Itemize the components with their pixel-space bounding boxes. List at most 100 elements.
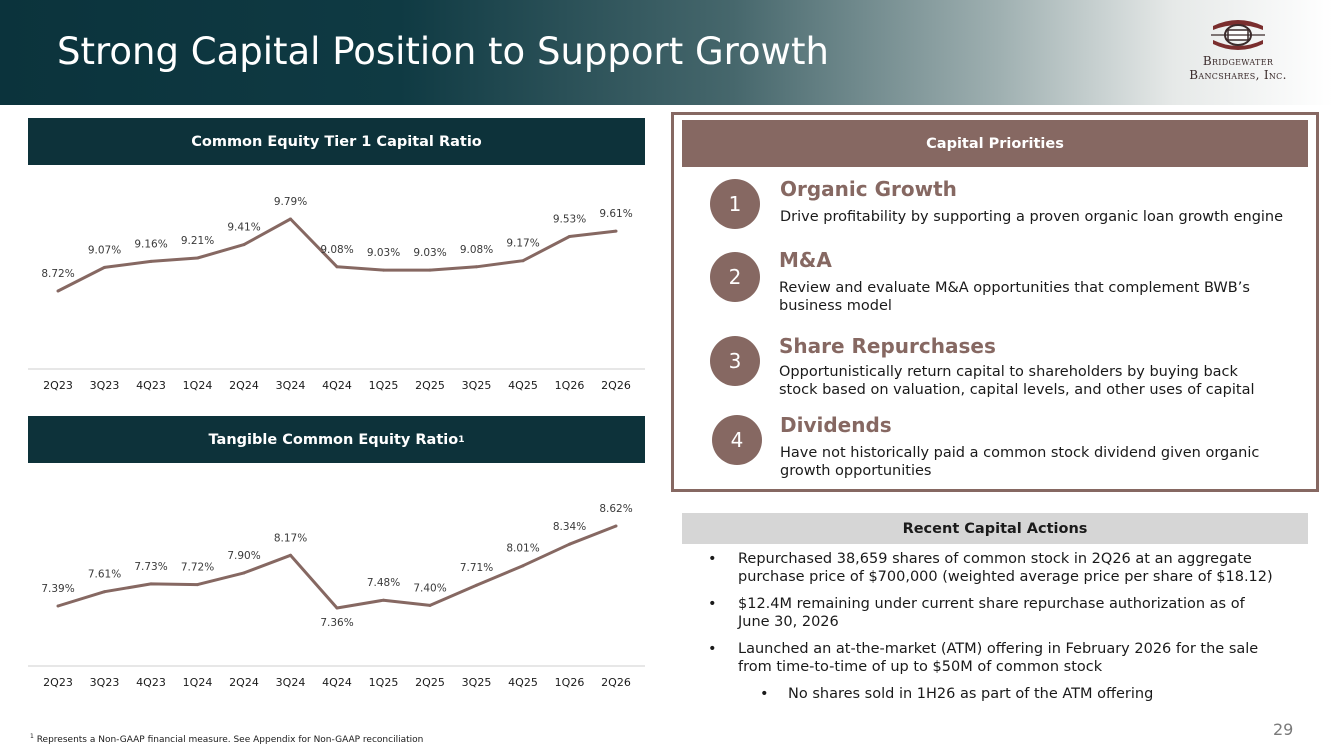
- x-tick-label: 1Q26: [555, 676, 585, 689]
- x-tick-label: 2Q24: [229, 379, 259, 392]
- data-label: 7.40%: [413, 582, 446, 594]
- capital-priorities-header: Capital Priorities: [682, 120, 1308, 167]
- bullet-text: Repurchased 38,659 shares of common stoc…: [738, 551, 1273, 585]
- data-label: 8.01%: [506, 543, 539, 555]
- x-tick-label: 1Q25: [369, 676, 399, 689]
- data-label: 7.73%: [134, 561, 167, 573]
- data-label: 9.08%: [460, 244, 493, 256]
- x-tick-label: 2Q26: [601, 379, 631, 392]
- x-tick-label: 4Q24: [322, 379, 352, 392]
- data-point: [242, 571, 246, 575]
- bullet-text: $12.4M remaining under current share rep…: [738, 596, 1245, 630]
- priority-description: Drive profitability by supporting a prov…: [780, 209, 1284, 225]
- data-label: 7.72%: [181, 562, 214, 574]
- data-label: 8.72%: [41, 268, 74, 280]
- tce-title-footnote-mark: 1: [458, 434, 465, 445]
- data-point: [103, 265, 106, 269]
- data-point: [196, 256, 199, 260]
- data-label: 9.17%: [506, 238, 539, 250]
- x-tick-label: 2Q23: [43, 379, 73, 392]
- priority-number-badge: 3: [710, 336, 760, 386]
- data-point: [56, 289, 60, 293]
- data-label: 9.79%: [274, 196, 307, 208]
- data-label: 7.61%: [88, 569, 121, 581]
- data-point: [475, 265, 478, 269]
- header-banner: [0, 0, 1333, 105]
- x-tick-label: 1Q26: [555, 379, 585, 392]
- bullet-text: No shares sold in 1H26 as part of the AT…: [788, 686, 1154, 702]
- data-point: [614, 524, 618, 528]
- x-tick-label: 2Q23: [43, 676, 73, 689]
- priority-number-badge: 2: [710, 252, 760, 302]
- x-tick-label: 3Q23: [90, 676, 120, 689]
- footnote: 1 Represents a Non-GAAP financial measur…: [30, 733, 423, 745]
- bullet-icon: •: [708, 641, 717, 657]
- data-label: 9.41%: [227, 222, 260, 234]
- data-point: [289, 553, 292, 557]
- tce-line-chart: 7.39% 2Q23 7.61% 3Q23 7.73% 4Q23 7.72% 1Q24 7.90…: [28, 503, 645, 689]
- x-tick-label: 3Q24: [276, 379, 306, 392]
- data-point: [149, 259, 153, 263]
- priority-number-badge: 1: [710, 179, 760, 229]
- data-point: [428, 268, 432, 272]
- x-tick-label: 3Q24: [276, 676, 306, 689]
- data-point: [475, 583, 478, 587]
- x-tick-label: 2Q25: [415, 676, 445, 689]
- priority-title: Dividends: [780, 413, 892, 437]
- cet1-chart-header: Common Equity Tier 1 Capital Ratio: [28, 118, 645, 165]
- bullet-icon: •: [708, 596, 717, 612]
- data-point: [335, 606, 339, 610]
- page-number: 29: [1273, 720, 1294, 739]
- x-tick-label: 4Q23: [136, 676, 166, 689]
- data-point: [382, 598, 385, 602]
- cet1-line-chart: 8.72% 2Q23 9.07% 3Q23 9.16% 4Q23 9.21% 1Q24 9.41…: [28, 196, 645, 392]
- x-tick-label: 3Q25: [462, 379, 492, 392]
- x-tick-label: 1Q25: [369, 379, 399, 392]
- data-label: 7.71%: [460, 562, 493, 574]
- data-label: 9.03%: [367, 247, 400, 259]
- page-title: Strong Capital Position to Support Growt…: [57, 30, 829, 73]
- data-point: [242, 243, 246, 247]
- priority-title: Organic Growth: [780, 177, 957, 201]
- data-label: 9.08%: [320, 244, 353, 256]
- priority-description: Have not historically paid a common stoc…: [780, 445, 1260, 479]
- data-point: [428, 603, 432, 607]
- recent-capital-actions-header: Recent Capital Actions: [682, 513, 1308, 544]
- data-point: [56, 604, 60, 608]
- capital-priorities-title: Capital Priorities: [926, 135, 1064, 152]
- x-tick-label: 4Q25: [508, 379, 538, 392]
- x-tick-label: 2Q26: [601, 676, 631, 689]
- data-point: [103, 590, 106, 594]
- data-point: [149, 582, 153, 586]
- data-point: [521, 564, 525, 568]
- priority-number-badge: 4: [712, 415, 762, 465]
- priority-title: Share Repurchases: [779, 334, 996, 358]
- cet1-chart-title: Common Equity Tier 1 Capital Ratio: [191, 133, 482, 150]
- data-label: 7.48%: [367, 577, 400, 589]
- data-point: [335, 265, 339, 269]
- data-label: 7.90%: [227, 550, 260, 562]
- x-tick-label: 2Q25: [415, 379, 445, 392]
- capital-priorities-box: [671, 112, 1319, 492]
- tce-chart-header: Tangible Common Equity Ratio 1: [28, 416, 645, 463]
- data-point: [521, 259, 525, 263]
- x-tick-label: 3Q23: [90, 379, 120, 392]
- footnote-mark: 1: [30, 733, 34, 740]
- bullet-icon: •: [708, 551, 717, 567]
- x-tick-label: 4Q23: [136, 379, 166, 392]
- logo-emblem-icon: [1211, 20, 1265, 50]
- recent-capital-actions-title: Recent Capital Actions: [902, 520, 1088, 537]
- data-label: 9.16%: [134, 238, 167, 250]
- priority-description: Review and evaluate M&A opportunities th…: [779, 280, 1250, 314]
- data-label: 9.07%: [88, 244, 121, 256]
- data-point: [568, 542, 571, 546]
- data-label: 7.36%: [320, 617, 353, 629]
- data-point: [196, 583, 199, 587]
- x-tick-label: 1Q24: [183, 379, 213, 392]
- tce-chart-title: Tangible Common Equity Ratio: [208, 431, 459, 448]
- bullet-text: Launched an at-the-market (ATM) offering…: [738, 641, 1259, 675]
- logo-line-1: Bridgewater: [1202, 54, 1274, 68]
- logo-line-2: Bancshares, Inc.: [1189, 68, 1287, 82]
- data-label: 9.53%: [553, 213, 586, 225]
- x-tick-label: 2Q24: [229, 676, 259, 689]
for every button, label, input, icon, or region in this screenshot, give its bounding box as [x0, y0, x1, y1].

____________________

■ **Work to complete**
Reproduce all of the material above verbatim, leaving out the pictures.

■ **Result**
Itemize the components with their pixel-space bounding boxes. List at most 100 elements.
- x-tick-label: 1Q26: [555, 676, 585, 689]
- x-tick-label: 2Q24: [229, 379, 259, 392]
- data-label: 7.40%: [413, 582, 446, 594]
- capital-priorities-header: Capital Priorities: [682, 120, 1308, 167]
- bullet-text: Repurchased 38,659 shares of common stoc…: [738, 551, 1273, 585]
- data-label: 8.01%: [506, 543, 539, 555]
- x-tick-label: 1Q25: [369, 676, 399, 689]
- data-label: 7.73%: [134, 561, 167, 573]
- data-label: 9.08%: [460, 244, 493, 256]
- x-tick-label: 2Q26: [601, 379, 631, 392]
- x-tick-label: 4Q24: [322, 379, 352, 392]
- data-point: [242, 571, 246, 575]
- bullet-text: $12.4M remaining under current share rep…: [738, 596, 1245, 630]
- priority-description: Drive profitability by supporting a prov…: [780, 209, 1284, 225]
- data-label: 7.72%: [181, 562, 214, 574]
- data-label: 8.72%: [41, 268, 74, 280]
- tce-title-footnote-mark: 1: [458, 434, 465, 445]
- data-point: [103, 265, 106, 269]
- data-point: [196, 256, 199, 260]
- data-label: 9.17%: [506, 238, 539, 250]
- x-tick-label: 2Q23: [43, 379, 73, 392]
- priority-number-badge: 3: [710, 336, 760, 386]
- data-point: [56, 289, 60, 293]
- data-label: 9.79%: [274, 196, 307, 208]
- data-label: 7.61%: [88, 569, 121, 581]
- data-point: [475, 265, 478, 269]
- header-banner: [0, 0, 1333, 105]
- x-tick-label: 1Q26: [555, 379, 585, 392]
- bullet-text: No shares sold in 1H26 as part of the AT…: [788, 686, 1154, 702]
- data-point: [614, 524, 618, 528]
- x-tick-label: 2Q23: [43, 676, 73, 689]
- priority-number-badge: 2: [710, 252, 760, 302]
- x-tick-label: 3Q23: [90, 676, 120, 689]
- footnote: 1 Represents a Non-GAAP financial measur…: [30, 733, 423, 745]
- bullet-icon: •: [708, 641, 717, 657]
- data-label: 9.41%: [227, 222, 260, 234]
- data-point: [289, 553, 292, 557]
- tce-line-chart: 7.39% 2Q23 7.61% 3Q23 7.73% 4Q23 7.72% 1Q24 7.90…: [28, 503, 645, 689]
- x-tick-label: 3Q24: [276, 379, 306, 392]
- data-point: [149, 259, 153, 263]
- priority-number-badge: 1: [710, 179, 760, 229]
- data-point: [428, 268, 432, 272]
- x-tick-label: 3Q24: [276, 676, 306, 689]
- data-point: [475, 583, 478, 587]
- x-tick-label: 2Q25: [415, 676, 445, 689]
- priority-title: Dividends: [780, 413, 892, 437]
- cet1-chart-header: Common Equity Tier 1 Capital Ratio: [28, 118, 645, 165]
- bullet-icon: •: [708, 596, 717, 612]
- data-point: [335, 606, 339, 610]
- page-number: 29: [1273, 720, 1294, 739]
- x-tick-label: 4Q23: [136, 676, 166, 689]
- data-point: [382, 598, 385, 602]
- cet1-line-chart: 8.72% 2Q23 9.07% 3Q23 9.16% 4Q23 9.21% 1Q24 9.41…: [28, 196, 645, 392]
- x-tick-label: 3Q25: [462, 379, 492, 392]
- x-tick-label: 1Q25: [369, 379, 399, 392]
- data-label: 7.71%: [460, 562, 493, 574]
- data-label: 9.03%: [367, 247, 400, 259]
- page-title: Strong Capital Position to Support Growt…: [57, 30, 829, 73]
- data-point: [242, 243, 246, 247]
- priority-title: Organic Growth: [780, 177, 957, 201]
- data-label: 9.08%: [320, 244, 353, 256]
- priority-description: Have not historically paid a common stoc…: [780, 445, 1260, 479]
- data-point: [428, 603, 432, 607]
- recent-capital-actions-header: Recent Capital Actions: [682, 513, 1308, 544]
- data-point: [56, 604, 60, 608]
- capital-priorities-title: Capital Priorities: [926, 135, 1064, 152]
- x-tick-label: 4Q25: [508, 379, 538, 392]
- x-tick-label: 2Q26: [601, 676, 631, 689]
- data-point: [103, 590, 106, 594]
- data-point: [149, 582, 153, 586]
- data-point: [521, 564, 525, 568]
- priority-number-badge: 4: [712, 415, 762, 465]
- priority-title: Share Repurchases: [779, 334, 996, 358]
- cet1-chart-title: Common Equity Tier 1 Capital Ratio: [191, 133, 482, 150]
- data-label: 7.48%: [367, 577, 400, 589]
- data-point: [335, 265, 339, 269]
- data-label: 7.90%: [227, 550, 260, 562]
- x-tick-label: 2Q25: [415, 379, 445, 392]
- capital-priorities-box: [671, 112, 1319, 492]
- tce-chart-header: Tangible Common Equity Ratio 1: [28, 416, 645, 463]
- data-point: [521, 259, 525, 263]
- x-tick-label: 3Q23: [90, 379, 120, 392]
- footnote-mark: 1: [30, 733, 34, 740]
- bullet-icon: •: [708, 551, 717, 567]
- x-tick-label: 4Q23: [136, 379, 166, 392]
- logo-emblem-icon: [1211, 20, 1265, 50]
- recent-capital-actions-title: Recent Capital Actions: [902, 520, 1088, 537]
- data-label: 9.16%: [134, 238, 167, 250]
- priority-description: Review and evaluate M&A opportunities th…: [779, 280, 1250, 314]
- data-label: 9.07%: [88, 244, 121, 256]
- data-point: [568, 542, 571, 546]
- data-label: 7.36%: [320, 617, 353, 629]
- data-point: [196, 583, 199, 587]
- x-tick-label: 1Q24: [183, 379, 213, 392]
- tce-chart-title: Tangible Common Equity Ratio: [208, 431, 459, 448]
- bullet-text: Launched an at-the-market (ATM) offering…: [738, 641, 1259, 675]
- logo-line-1: Bridgewater: [1202, 54, 1274, 68]
- logo-line-2: Bancshares, Inc.: [1189, 68, 1287, 82]
- data-label: 9.53%: [553, 213, 586, 225]
- x-tick-label: 2Q24: [229, 676, 259, 689]
for every button, label, input, icon, or region in this screenshot, give its bounding box as [x0, y0, x1, y1].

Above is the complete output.